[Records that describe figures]
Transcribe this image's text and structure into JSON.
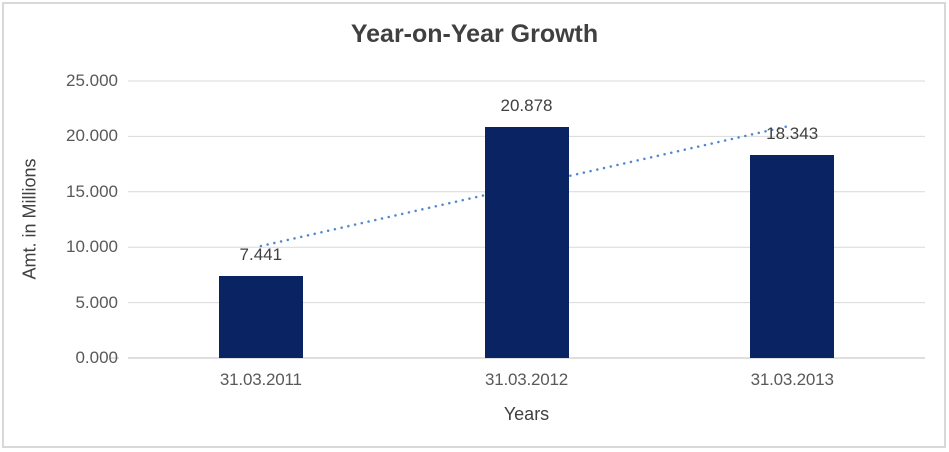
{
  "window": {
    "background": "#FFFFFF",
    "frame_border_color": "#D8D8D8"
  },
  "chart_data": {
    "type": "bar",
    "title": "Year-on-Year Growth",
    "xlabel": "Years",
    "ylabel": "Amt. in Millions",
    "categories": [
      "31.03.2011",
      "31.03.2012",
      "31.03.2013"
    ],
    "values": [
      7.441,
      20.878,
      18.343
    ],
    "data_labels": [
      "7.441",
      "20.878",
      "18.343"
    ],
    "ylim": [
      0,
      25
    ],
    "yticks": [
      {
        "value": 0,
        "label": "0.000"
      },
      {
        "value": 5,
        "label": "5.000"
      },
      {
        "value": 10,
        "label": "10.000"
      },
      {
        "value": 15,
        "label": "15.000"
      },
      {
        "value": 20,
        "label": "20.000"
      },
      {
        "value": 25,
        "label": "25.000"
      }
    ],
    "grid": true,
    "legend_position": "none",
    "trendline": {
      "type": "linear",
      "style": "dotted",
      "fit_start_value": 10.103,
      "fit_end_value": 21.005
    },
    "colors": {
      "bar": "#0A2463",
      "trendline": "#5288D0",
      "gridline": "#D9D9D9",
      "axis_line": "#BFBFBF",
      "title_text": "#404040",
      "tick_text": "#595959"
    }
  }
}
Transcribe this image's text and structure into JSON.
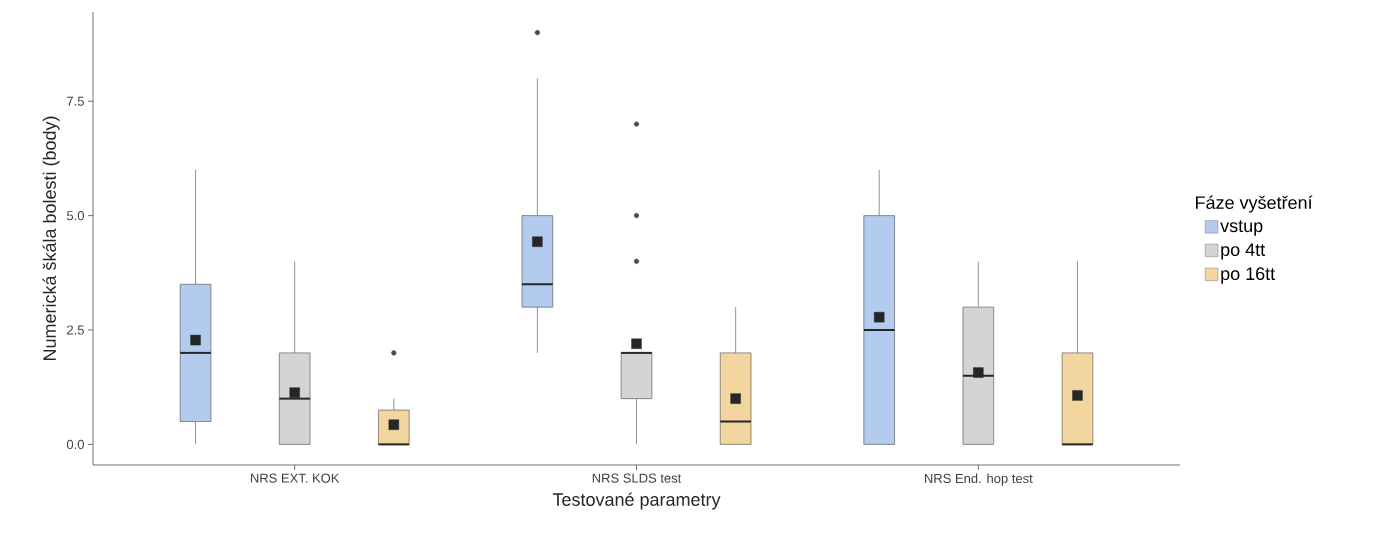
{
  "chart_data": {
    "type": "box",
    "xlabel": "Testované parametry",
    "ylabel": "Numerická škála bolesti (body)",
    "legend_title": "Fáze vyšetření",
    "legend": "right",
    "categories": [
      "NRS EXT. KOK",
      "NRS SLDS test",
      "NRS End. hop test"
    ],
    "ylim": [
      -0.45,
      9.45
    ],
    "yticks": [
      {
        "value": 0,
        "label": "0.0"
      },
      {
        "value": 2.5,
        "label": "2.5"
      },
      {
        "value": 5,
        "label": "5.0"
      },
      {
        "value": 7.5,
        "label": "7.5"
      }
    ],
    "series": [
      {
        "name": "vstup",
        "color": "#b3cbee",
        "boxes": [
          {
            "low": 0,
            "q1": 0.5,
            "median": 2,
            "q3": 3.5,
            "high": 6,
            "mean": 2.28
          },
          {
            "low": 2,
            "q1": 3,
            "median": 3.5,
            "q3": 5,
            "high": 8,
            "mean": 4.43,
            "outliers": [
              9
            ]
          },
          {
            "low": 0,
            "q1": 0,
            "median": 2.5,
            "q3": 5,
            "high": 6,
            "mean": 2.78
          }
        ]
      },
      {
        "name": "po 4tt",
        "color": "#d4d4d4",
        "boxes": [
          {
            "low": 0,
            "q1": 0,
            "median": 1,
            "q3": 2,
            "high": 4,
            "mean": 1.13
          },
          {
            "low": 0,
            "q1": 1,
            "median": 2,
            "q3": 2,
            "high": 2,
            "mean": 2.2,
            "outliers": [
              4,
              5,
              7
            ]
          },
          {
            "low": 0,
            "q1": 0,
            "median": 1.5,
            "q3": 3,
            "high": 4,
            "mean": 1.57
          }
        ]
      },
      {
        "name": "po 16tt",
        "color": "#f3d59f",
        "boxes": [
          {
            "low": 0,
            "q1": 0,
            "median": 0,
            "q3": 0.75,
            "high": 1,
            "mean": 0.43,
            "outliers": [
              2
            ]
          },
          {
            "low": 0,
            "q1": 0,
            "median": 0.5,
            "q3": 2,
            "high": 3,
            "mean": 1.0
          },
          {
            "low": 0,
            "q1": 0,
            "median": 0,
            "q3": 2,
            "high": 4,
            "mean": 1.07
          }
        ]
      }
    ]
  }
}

...

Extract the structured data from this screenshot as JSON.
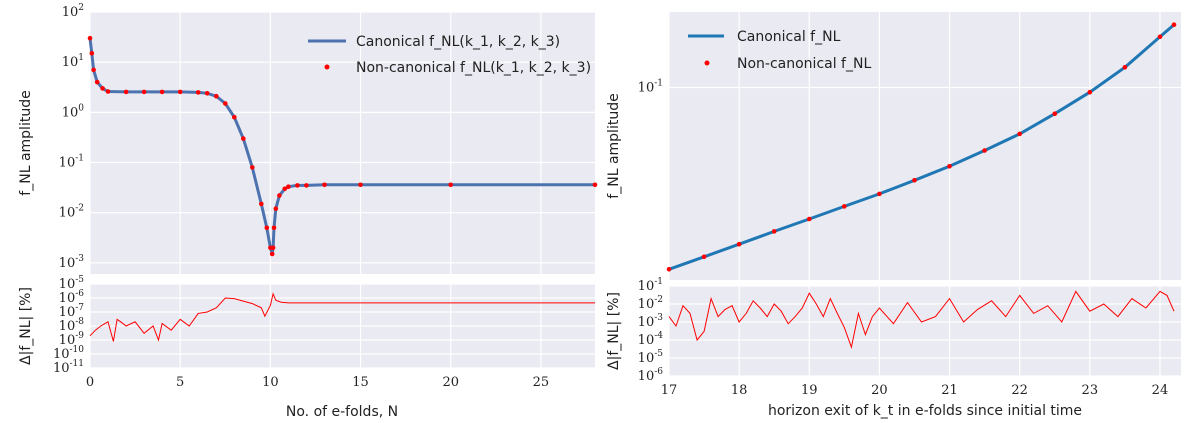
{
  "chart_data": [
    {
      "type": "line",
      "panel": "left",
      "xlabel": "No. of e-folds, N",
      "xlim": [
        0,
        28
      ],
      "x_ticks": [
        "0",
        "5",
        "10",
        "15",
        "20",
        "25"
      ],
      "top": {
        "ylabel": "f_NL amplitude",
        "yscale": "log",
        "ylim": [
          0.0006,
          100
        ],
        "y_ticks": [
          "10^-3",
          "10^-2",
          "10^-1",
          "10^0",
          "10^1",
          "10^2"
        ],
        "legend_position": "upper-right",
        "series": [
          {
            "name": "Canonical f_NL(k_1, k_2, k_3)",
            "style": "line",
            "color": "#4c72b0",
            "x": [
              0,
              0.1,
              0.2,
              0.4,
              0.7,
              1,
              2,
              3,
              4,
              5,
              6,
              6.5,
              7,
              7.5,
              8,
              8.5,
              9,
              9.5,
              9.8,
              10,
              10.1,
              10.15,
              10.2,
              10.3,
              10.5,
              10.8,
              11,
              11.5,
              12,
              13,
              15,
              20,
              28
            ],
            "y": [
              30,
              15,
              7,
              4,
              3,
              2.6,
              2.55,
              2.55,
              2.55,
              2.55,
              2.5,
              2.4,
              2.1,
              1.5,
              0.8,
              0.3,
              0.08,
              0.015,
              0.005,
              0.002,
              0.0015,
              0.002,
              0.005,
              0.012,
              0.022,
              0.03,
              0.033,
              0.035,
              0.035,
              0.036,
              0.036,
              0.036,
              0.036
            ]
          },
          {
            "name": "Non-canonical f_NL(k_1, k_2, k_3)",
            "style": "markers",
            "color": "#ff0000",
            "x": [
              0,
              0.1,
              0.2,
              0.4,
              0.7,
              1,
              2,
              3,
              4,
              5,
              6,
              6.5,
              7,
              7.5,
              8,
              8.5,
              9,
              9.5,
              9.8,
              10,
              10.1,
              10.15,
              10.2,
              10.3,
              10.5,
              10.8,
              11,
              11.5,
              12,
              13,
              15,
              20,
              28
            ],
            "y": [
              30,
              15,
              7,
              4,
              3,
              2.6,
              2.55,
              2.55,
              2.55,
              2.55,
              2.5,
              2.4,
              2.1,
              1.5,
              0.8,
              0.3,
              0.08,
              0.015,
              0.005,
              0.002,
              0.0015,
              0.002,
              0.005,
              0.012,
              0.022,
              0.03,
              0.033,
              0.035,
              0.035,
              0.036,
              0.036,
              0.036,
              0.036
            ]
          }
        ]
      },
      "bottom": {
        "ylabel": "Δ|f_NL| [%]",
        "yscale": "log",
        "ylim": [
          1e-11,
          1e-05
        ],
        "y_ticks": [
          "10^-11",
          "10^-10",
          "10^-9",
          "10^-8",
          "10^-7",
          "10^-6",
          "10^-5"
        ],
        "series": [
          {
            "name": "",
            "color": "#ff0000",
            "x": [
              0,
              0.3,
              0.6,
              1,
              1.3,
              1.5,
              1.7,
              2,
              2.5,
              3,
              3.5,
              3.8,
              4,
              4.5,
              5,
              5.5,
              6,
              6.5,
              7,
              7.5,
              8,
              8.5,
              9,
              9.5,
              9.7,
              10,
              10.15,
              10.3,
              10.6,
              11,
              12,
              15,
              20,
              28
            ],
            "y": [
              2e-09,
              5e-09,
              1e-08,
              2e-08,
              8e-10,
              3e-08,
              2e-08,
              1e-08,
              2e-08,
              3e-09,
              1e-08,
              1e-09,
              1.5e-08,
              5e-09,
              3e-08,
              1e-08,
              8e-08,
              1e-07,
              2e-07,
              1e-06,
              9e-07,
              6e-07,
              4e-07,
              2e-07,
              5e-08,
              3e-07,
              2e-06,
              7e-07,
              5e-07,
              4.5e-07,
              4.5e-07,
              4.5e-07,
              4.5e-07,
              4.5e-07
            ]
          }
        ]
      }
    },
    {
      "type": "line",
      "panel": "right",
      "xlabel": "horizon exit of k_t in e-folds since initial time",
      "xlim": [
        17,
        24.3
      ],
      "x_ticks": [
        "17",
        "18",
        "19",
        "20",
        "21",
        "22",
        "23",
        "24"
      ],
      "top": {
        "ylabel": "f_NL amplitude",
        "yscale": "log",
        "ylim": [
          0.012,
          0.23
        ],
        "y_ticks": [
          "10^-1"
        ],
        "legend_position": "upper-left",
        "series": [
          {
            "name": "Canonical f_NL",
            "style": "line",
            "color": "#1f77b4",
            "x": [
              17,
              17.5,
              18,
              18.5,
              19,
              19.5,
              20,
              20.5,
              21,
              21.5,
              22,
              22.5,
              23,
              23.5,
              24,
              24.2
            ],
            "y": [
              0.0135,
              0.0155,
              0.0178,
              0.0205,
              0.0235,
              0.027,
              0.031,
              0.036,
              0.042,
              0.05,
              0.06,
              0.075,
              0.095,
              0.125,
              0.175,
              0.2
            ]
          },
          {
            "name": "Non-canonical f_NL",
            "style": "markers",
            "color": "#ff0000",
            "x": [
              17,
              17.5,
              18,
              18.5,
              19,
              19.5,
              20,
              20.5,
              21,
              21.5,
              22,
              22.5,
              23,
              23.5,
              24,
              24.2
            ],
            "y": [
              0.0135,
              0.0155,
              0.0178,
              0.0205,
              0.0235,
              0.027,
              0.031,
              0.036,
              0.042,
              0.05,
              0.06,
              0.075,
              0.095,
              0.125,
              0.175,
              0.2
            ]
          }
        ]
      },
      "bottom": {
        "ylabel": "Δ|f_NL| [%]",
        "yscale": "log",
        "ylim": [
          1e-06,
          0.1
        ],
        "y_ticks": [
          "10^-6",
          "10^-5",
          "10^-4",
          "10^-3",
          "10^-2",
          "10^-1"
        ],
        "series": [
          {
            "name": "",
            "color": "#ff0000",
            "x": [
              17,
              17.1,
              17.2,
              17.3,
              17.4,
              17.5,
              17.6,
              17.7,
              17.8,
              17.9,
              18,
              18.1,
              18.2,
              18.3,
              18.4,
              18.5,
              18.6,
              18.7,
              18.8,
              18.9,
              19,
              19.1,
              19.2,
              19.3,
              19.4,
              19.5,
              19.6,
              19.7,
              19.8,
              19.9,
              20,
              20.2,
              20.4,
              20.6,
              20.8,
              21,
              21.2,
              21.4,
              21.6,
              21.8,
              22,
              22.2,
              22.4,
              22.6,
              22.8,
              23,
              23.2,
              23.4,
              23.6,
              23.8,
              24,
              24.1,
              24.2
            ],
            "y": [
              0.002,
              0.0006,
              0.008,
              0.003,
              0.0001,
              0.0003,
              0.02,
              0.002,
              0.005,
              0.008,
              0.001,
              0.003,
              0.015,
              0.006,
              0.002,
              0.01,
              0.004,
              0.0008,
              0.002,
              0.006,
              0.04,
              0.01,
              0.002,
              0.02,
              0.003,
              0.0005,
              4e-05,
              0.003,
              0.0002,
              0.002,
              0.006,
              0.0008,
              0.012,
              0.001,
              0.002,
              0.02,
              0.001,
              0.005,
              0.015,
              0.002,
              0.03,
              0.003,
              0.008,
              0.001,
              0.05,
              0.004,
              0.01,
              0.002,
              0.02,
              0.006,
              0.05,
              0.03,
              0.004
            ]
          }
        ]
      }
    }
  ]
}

Short exercise
What is the number of lines above that contain the string "mean"? Answer with the number alone.

Response
9